• **EXERCISE DIRECTIONS**
Retype all material exactly. Pictures stay out of the copy.

Dataset entries
################

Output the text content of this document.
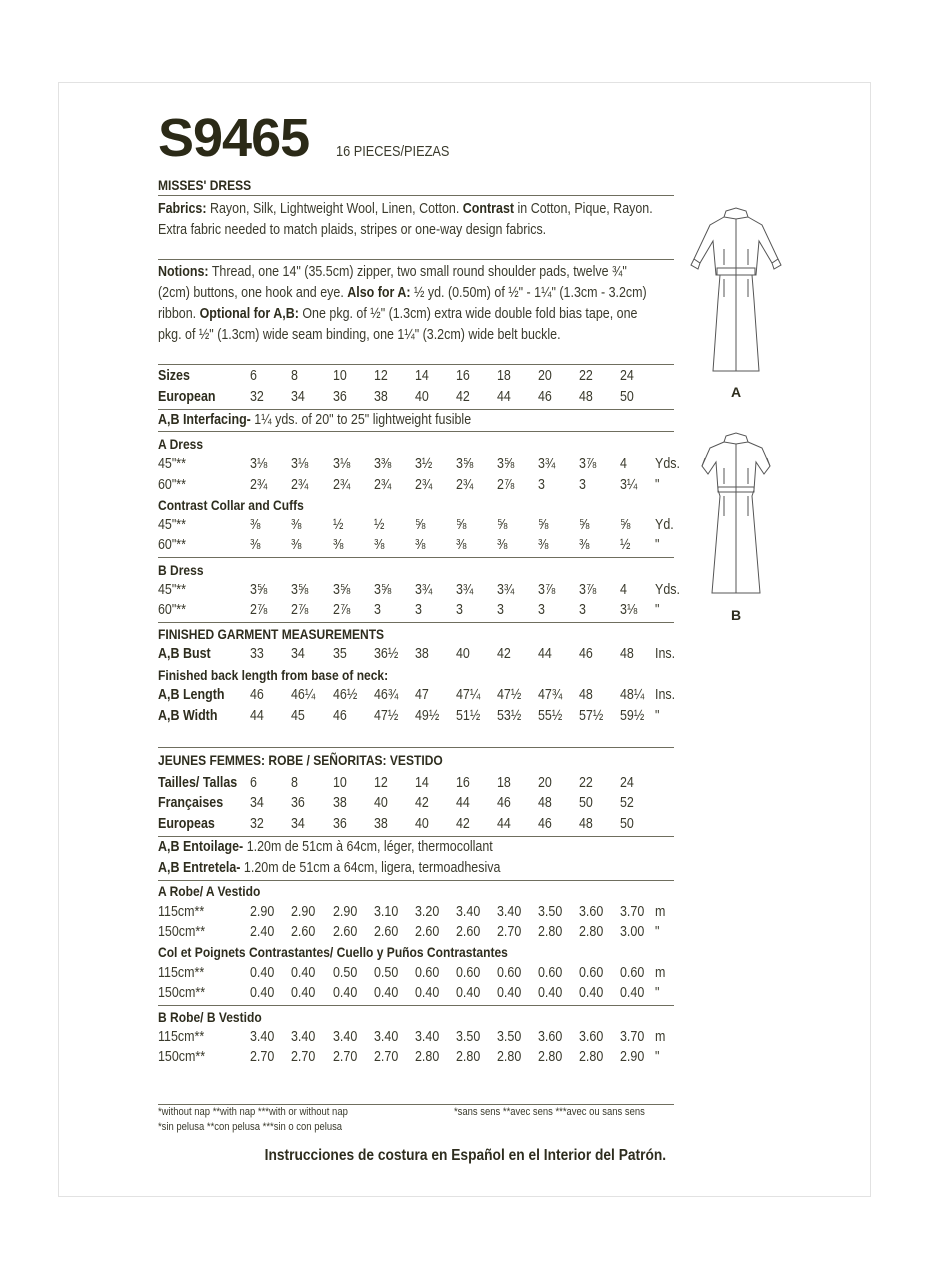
S9465 16 PIECES/PIEZAS
MISSES' DRESS
Fabrics: Rayon, Silk, Lightweight Wool, Linen, Cotton. Contrast in Cotton, Pique, Rayon.
Extra fabric needed to match plaids, stripes or one-way design fabrics.
Notions: Thread, one 14" (35.5cm) zipper, two small round shoulder pads, twelve ¾"
(2cm) buttons, one hook and eye. Also for A: ½ yd. (0.50m) of ½" - 1¼" (1.3cm - 3.2cm)
ribbon. Optional for A,B: One pkg. of ½" (1.3cm) extra wide double fold bias tape, one
pkg. of ½" (1.3cm) wide seam binding, one 1¼" (3.2cm) wide belt buckle.
Sizes	6 8 10 12 14 16 18 20 22 24
European 32 34 36 38 40 42 44 46 48 50
A,B Interfacing- 1¼ yds. of 20" to 25" lightweight fusible
A Dress
45"**	3⅛ 3⅛ 3⅛ 3⅜ 3½ 3⅝ 3⅝ 3¾ 3⅞ 4 Yds.
60"**	2¾ 2¾ 2¾ 2¾ 2¾ 2¾ 2⅞ 3 3 3¼ "
Contrast Collar and Cuffs
45"**	⅜ ⅜ ½ ½ ⅝ ⅝ ⅝ ⅝ ⅝ ⅝ Yd.
60"**	⅜ ⅜ ⅜ ⅜ ⅜ ⅜ ⅜ ⅜ ⅜ ½ "
B Dress
45"**	3⅝ 3⅝ 3⅝ 3⅝ 3¾ 3¾ 3¾ 3⅞ 3⅞ 4 Yds.
60"**	2⅞ 2⅞ 2⅞ 3 3 3 3 3 3 3⅛ "
FINISHED GARMENT MEASUREMENTS
A,B Bust	33 34 35 36½ 38 40 42 44 46 48 Ins.
Finished back length from base of neck:
A,B Length 46 46¼ 46½ 46¾ 47 47¼ 47½ 47¾ 48 48¼ Ins.
A,B Width 44 45 46 47½ 49½ 51½ 53½ 55½ 57½ 59½ "
JEUNES FEMMES: ROBE / SEÑORITAS: VESTIDO
Tailles/ Tallas 6 8 10 12 14 16 18 20 22 24
Françaises 34 36 38 40 42 44 46 48 50 52
Europeas 32 34 36 38 40 42 44 46 48 50
A,B Entoilage- 1.20m de 51cm à 64cm, léger, thermocollant
A,B Entretela- 1.20m de 51cm a 64cm, ligera, termoadhesiva
A Robe/ A Vestido
115cm**	2.90 2.90 2.90 3.10 3.20 3.40 3.40 3.50 3.60 3.70 m
150cm**	2.40 2.60 2.60 2.60 2.60 2.60 2.70 2.80 2.80 3.00 "
Col et Poignets Contrastantes/ Cuello y Puños Contrastantes
115cm**	0.40 0.40 0.50 0.50 0.60 0.60 0.60 0.60 0.60 0.60 m
150cm**	0.40 0.40 0.40 0.40 0.40 0.40 0.40 0.40 0.40 0.40 "
B Robe/ B Vestido
115cm**	3.40 3.40 3.40 3.40 3.40 3.50 3.50 3.60 3.60 3.70 m
150cm**	2.70 2.70 2.70 2.70 2.80 2.80 2.80 2.80 2.80 2.90 "
*without nap **with nap ***with or without nap	*sans sens **avec sens ***avec ou sans sens
*sin pelusa **con pelusa ***sin o con pelusa
Instrucciones de costura en Español en el Interior del Patrón.
A
B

################

• **SOLUTION TO THE EXERCISE**
Output the text content of this document.
S9465 16 PIECES/PIEZAS
MISSES' DRESS
Fabrics: Rayon, Silk, Lightweight Wool, Linen, Cotton. Contrast in Cotton, Pique, Rayon.
Extra fabric needed to match plaids, stripes or one-way design fabrics.
Notions: Thread, one 14" (35.5cm) zipper, two small round shoulder pads, twelve ¾"
(2cm) buttons, one hook and eye. Also for A: ½ yd. (0.50m) of ½" - 1¼" (1.3cm - 3.2cm)
ribbon. Optional for A,B: One pkg. of ½" (1.3cm) extra wide double fold bias tape, one
pkg. of ½" (1.3cm) wide seam binding, one 1¼" (3.2cm) wide belt buckle.
Sizes	6 8 10 12 14 16 18 20 22 24
European 32 34 36 38 40 42 44 46 48 50
A,B Interfacing- 1¼ yds. of 20" to 25" lightweight fusible
A Dress
45"**	3⅛ 3⅛ 3⅛ 3⅜ 3½ 3⅝ 3⅝ 3¾ 3⅞ 4 Yds.
60"**	2¾ 2¾ 2¾ 2¾ 2¾ 2¾ 2⅞ 3 3 3¼ "
Contrast Collar and Cuffs
45"**	⅜ ⅜ ½ ½ ⅝ ⅝ ⅝ ⅝ ⅝ ⅝ Yd.
60"**	⅜ ⅜ ⅜ ⅜ ⅜ ⅜ ⅜ ⅜ ⅜ ½ "
B Dress
45"**	3⅝ 3⅝ 3⅝ 3⅝ 3¾ 3¾ 3¾ 3⅞ 3⅞ 4 Yds.
60"**	2⅞ 2⅞ 2⅞ 3 3 3 3 3 3 3⅛ "
FINISHED GARMENT MEASUREMENTS
A,B Bust	33 34 35 36½ 38 40 42 44 46 48 Ins.
Finished back length from base of neck:
A,B Length 46 46¼ 46½ 46¾ 47 47¼ 47½ 47¾ 48 48¼ Ins.
A,B Width 44 45 46 47½ 49½ 51½ 53½ 55½ 57½ 59½ "
JEUNES FEMMES: ROBE / SEÑORITAS: VESTIDO
Tailles/ Tallas 6 8 10 12 14 16 18 20 22 24
Françaises 34 36 38 40 42 44 46 48 50 52
Europeas 32 34 36 38 40 42 44 46 48 50
A,B Entoilage- 1.20m de 51cm à 64cm, léger, thermocollant
A,B Entretela- 1.20m de 51cm a 64cm, ligera, termoadhesiva
A Robe/ A Vestido
115cm**	2.90 2.90 2.90 3.10 3.20 3.40 3.40 3.50 3.60 3.70 m
150cm**	2.40 2.60 2.60 2.60 2.60 2.60 2.70 2.80 2.80 3.00 "
Col et Poignets Contrastantes/ Cuello y Puños Contrastantes
115cm**	0.40 0.40 0.50 0.50 0.60 0.60 0.60 0.60 0.60 0.60 m
150cm**	0.40 0.40 0.40 0.40 0.40 0.40 0.40 0.40 0.40 0.40 "
B Robe/ B Vestido
115cm**	3.40 3.40 3.40 3.40 3.40 3.50 3.50 3.60 3.60 3.70 m
150cm**	2.70 2.70 2.70 2.70 2.80 2.80 2.80 2.80 2.80 2.90 "
*without nap **with nap ***with or without nap	*sans sens **avec sens ***avec ou sans sens
*sin pelusa **con pelusa ***sin o con pelusa
Instrucciones de costura en Español en el Interior del Patrón.
A
B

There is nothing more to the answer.